**Record extracts:**

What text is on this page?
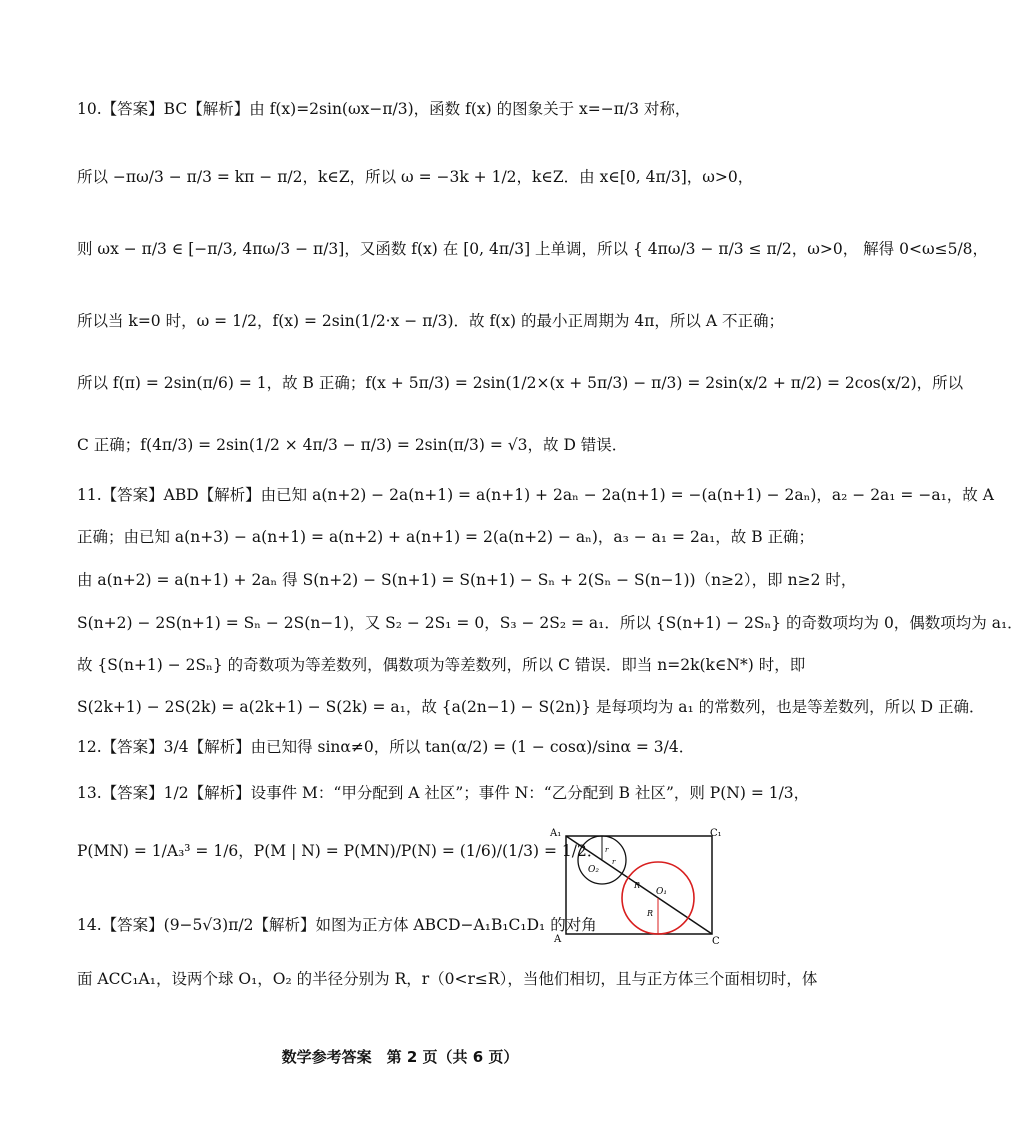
10.【答案】BC【解析】由 f(x)=2sin(ωx−π/3)，函数 f(x) 的图象关于 x=−π/3 对称，
所以 −πω/3 − π/3 = kπ − π/2，k∈Z，所以 ω = −3k + 1/2，k∈Z．由 x∈[0, 4π/3]，ω>0，
则 ωx − π/3 ∈ [−π/3, 4πω/3 − π/3]，又函数 f(x) 在 [0, 4π/3] 上单调，所以 { 4πω/3 − π/3 ≤ π/2，ω>0， 解得 0<ω≤5/8，
所以当 k=0 时，ω = 1/2，f(x) = 2sin(1/2·x − π/3)．故 f(x) 的最小正周期为 4π，所以 A 不正确；
所以 f(π) = 2sin(π/6) = 1，故 B 正确；f(x + 5π/3) = 2sin(1/2×(x + 5π/3) − π/3) = 2sin(x/2 + π/2) = 2cos(x/2)，所以
C 正确；f(4π/3) = 2sin(1/2 × 4π/3 − π/3) = 2sin(π/3) = √3，故 D 错误．
11.【答案】ABD【解析】由已知 a(n+2) − 2a(n+1) = a(n+1) + 2aₙ − 2a(n+1) = −(a(n+1) − 2aₙ)，a₂ − 2a₁ = −a₁，故 A
正确；由已知 a(n+3) − a(n+1) = a(n+2) + a(n+1) = 2(a(n+2) − aₙ)，a₃ − a₁ = 2a₁，故 B 正确；
由 a(n+2) = a(n+1) + 2aₙ 得 S(n+2) − S(n+1) = S(n+1) − Sₙ + 2(Sₙ − S(n−1))（n≥2），即 n≥2 时，
S(n+2) − 2S(n+1) = Sₙ − 2S(n−1)，又 S₂ − 2S₁ = 0，S₃ − 2S₂ = a₁．所以 {S(n+1) − 2Sₙ} 的奇数项均为 0，偶数项均为 a₁．
故 {S(n+1) − 2Sₙ} 的奇数项为等差数列，偶数项为等差数列，所以 C 错误．即当 n=2k(k∈N*) 时，即
S(2k+1) − 2S(2k) = a(2k+1) − S(2k) = a₁，故 {a(2n−1) − S(2n)} 是每项均为 a₁ 的常数列，也是等差数列，所以 D 正确．
12.【答案】3/4【解析】由已知得 sinα≠0，所以 tan(α/2) = (1 − cosα)/sinα = 3/4．
13.【答案】1/2【解析】设事件 M：“甲分配到 A 社区”；事件 N：“乙分配到 B 社区”，则 P(N) = 1/3，
P(MN) = 1/A₃³ = 1/6，P(M | N) = P(MN)/P(N) = (1/6)/(1/3) = 1/2．
14.【答案】(9−5√3)π/2【解析】如图为正方体 ABCD−A₁B₁C₁D₁ 的对角
面 ACC₁A₁，设两个球 O₁，O₂ 的半径分别为 R，r（0<r≤R），当他们相切，且与正方体三个面相切时，体
A₁	C₁
A	C
O₂
O₁
r
r
R
R
数学参考答案　第 2 页（共 6 页）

**Task directions:** Each record above must be returned exactly as written, with its pictures omitted.

**Solved problem:**
What text is on this page?
10.【答案】BC【解析】由 f(x)=2sin(ωx−π/3)，函数 f(x) 的图象关于 x=−π/3 对称，
所以 −πω/3 − π/3 = kπ − π/2，k∈Z，所以 ω = −3k + 1/2，k∈Z．由 x∈[0, 4π/3]，ω>0，
则 ωx − π/3 ∈ [−π/3, 4πω/3 − π/3]，又函数 f(x) 在 [0, 4π/3] 上单调，所以 { 4πω/3 − π/3 ≤ π/2，ω>0， 解得 0<ω≤5/8，
所以当 k=0 时，ω = 1/2，f(x) = 2sin(1/2·x − π/3)．故 f(x) 的最小正周期为 4π，所以 A 不正确；
所以 f(π) = 2sin(π/6) = 1，故 B 正确；f(x + 5π/3) = 2sin(1/2×(x + 5π/3) − π/3) = 2sin(x/2 + π/2) = 2cos(x/2)，所以
C 正确；f(4π/3) = 2sin(1/2 × 4π/3 − π/3) = 2sin(π/3) = √3，故 D 错误．
11.【答案】ABD【解析】由已知 a(n+2) − 2a(n+1) = a(n+1) + 2aₙ − 2a(n+1) = −(a(n+1) − 2aₙ)，a₂ − 2a₁ = −a₁，故 A
正确；由已知 a(n+3) − a(n+1) = a(n+2) + a(n+1) = 2(a(n+2) − aₙ)，a₃ − a₁ = 2a₁，故 B 正确；
由 a(n+2) = a(n+1) + 2aₙ 得 S(n+2) − S(n+1) = S(n+1) − Sₙ + 2(Sₙ − S(n−1))（n≥2），即 n≥2 时，
S(n+2) − 2S(n+1) = Sₙ − 2S(n−1)，又 S₂ − 2S₁ = 0，S₃ − 2S₂ = a₁．所以 {S(n+1) − 2Sₙ} 的奇数项均为 0，偶数项均为 a₁．
故 {S(n+1) − 2Sₙ} 的奇数项为等差数列，偶数项为等差数列，所以 C 错误．即当 n=2k(k∈N*) 时，即
S(2k+1) − 2S(2k) = a(2k+1) − S(2k) = a₁，故 {a(2n−1) − S(2n)} 是每项均为 a₁ 的常数列，也是等差数列，所以 D 正确．
12.【答案】3/4【解析】由已知得 sinα≠0，所以 tan(α/2) = (1 − cosα)/sinα = 3/4．
13.【答案】1/2【解析】设事件 M：“甲分配到 A 社区”；事件 N：“乙分配到 B 社区”，则 P(N) = 1/3，
P(MN) = 1/A₃³ = 1/6，P(M | N) = P(MN)/P(N) = (1/6)/(1/3) = 1/2．
14.【答案】(9−5√3)π/2【解析】如图为正方体 ABCD−A₁B₁C₁D₁ 的对角
面 ACC₁A₁，设两个球 O₁，O₂ 的半径分别为 R，r（0<r≤R），当他们相切，且与正方体三个面相切时，体
A₁	C₁
A	C
O₂
O₁
r
r
R
R
数学参考答案　第 2 页（共 6 页）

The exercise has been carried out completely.